* START Records to process *

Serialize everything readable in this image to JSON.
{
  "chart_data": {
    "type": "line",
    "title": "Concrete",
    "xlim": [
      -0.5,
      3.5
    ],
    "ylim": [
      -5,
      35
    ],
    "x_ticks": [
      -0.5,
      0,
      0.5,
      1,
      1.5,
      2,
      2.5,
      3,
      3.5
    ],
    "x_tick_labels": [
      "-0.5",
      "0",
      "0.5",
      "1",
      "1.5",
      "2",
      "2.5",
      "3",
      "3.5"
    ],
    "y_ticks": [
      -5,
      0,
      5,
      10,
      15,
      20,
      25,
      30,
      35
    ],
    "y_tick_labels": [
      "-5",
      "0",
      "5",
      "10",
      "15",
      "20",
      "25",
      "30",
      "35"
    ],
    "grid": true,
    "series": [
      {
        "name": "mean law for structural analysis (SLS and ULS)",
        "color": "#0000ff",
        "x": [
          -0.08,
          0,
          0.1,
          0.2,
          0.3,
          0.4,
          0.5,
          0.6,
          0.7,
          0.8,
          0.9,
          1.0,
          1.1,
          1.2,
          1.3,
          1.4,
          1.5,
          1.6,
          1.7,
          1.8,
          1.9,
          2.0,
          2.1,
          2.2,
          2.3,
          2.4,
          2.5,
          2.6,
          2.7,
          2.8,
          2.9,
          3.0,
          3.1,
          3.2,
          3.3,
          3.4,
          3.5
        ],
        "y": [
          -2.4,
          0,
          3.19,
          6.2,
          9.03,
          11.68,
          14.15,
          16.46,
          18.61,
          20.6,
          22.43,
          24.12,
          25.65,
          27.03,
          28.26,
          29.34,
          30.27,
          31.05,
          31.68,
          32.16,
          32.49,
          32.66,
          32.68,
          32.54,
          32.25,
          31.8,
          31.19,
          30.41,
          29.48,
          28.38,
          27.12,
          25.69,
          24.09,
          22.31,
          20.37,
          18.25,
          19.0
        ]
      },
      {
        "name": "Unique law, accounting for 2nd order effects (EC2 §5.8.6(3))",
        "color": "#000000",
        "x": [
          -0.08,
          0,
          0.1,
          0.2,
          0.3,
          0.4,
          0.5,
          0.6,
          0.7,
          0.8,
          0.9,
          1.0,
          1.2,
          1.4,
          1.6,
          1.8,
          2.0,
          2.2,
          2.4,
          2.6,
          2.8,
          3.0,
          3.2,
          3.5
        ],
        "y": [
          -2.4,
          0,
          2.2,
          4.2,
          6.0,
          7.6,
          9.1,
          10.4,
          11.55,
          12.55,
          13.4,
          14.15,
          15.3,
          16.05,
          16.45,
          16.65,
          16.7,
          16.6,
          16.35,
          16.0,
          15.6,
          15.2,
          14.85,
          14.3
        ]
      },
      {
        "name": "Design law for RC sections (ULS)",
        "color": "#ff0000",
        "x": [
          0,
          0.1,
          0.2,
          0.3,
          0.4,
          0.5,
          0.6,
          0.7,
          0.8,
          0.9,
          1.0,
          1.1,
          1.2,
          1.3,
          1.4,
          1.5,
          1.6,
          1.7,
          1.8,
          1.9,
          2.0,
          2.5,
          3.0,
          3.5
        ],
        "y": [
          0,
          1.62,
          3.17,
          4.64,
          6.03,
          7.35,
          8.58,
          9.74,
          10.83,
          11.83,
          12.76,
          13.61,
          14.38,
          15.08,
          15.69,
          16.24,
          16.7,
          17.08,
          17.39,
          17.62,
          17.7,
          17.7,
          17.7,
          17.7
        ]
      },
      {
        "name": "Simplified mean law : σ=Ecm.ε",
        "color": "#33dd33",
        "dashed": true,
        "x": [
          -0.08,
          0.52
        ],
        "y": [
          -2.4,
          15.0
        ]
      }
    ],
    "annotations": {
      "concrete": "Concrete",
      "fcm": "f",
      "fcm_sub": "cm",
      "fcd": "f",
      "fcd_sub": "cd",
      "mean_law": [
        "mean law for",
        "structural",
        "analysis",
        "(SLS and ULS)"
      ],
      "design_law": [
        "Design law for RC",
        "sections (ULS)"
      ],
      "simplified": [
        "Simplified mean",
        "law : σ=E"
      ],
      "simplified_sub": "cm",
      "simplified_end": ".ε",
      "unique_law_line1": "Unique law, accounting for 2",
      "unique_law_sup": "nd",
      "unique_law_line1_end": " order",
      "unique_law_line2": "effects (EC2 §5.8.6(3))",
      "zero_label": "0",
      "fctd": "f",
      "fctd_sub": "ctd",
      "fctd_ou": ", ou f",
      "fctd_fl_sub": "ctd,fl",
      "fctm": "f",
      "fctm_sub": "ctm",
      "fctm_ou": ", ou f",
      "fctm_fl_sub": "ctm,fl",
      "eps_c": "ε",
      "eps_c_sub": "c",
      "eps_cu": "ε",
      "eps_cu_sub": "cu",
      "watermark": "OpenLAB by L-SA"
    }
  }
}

* END Records to process *

→ Aim of the task
Identify and list each line with the word "analysis".

→ Reply
        "name": "mean law for structural analysis (SLS and ULS)",
        "analysis",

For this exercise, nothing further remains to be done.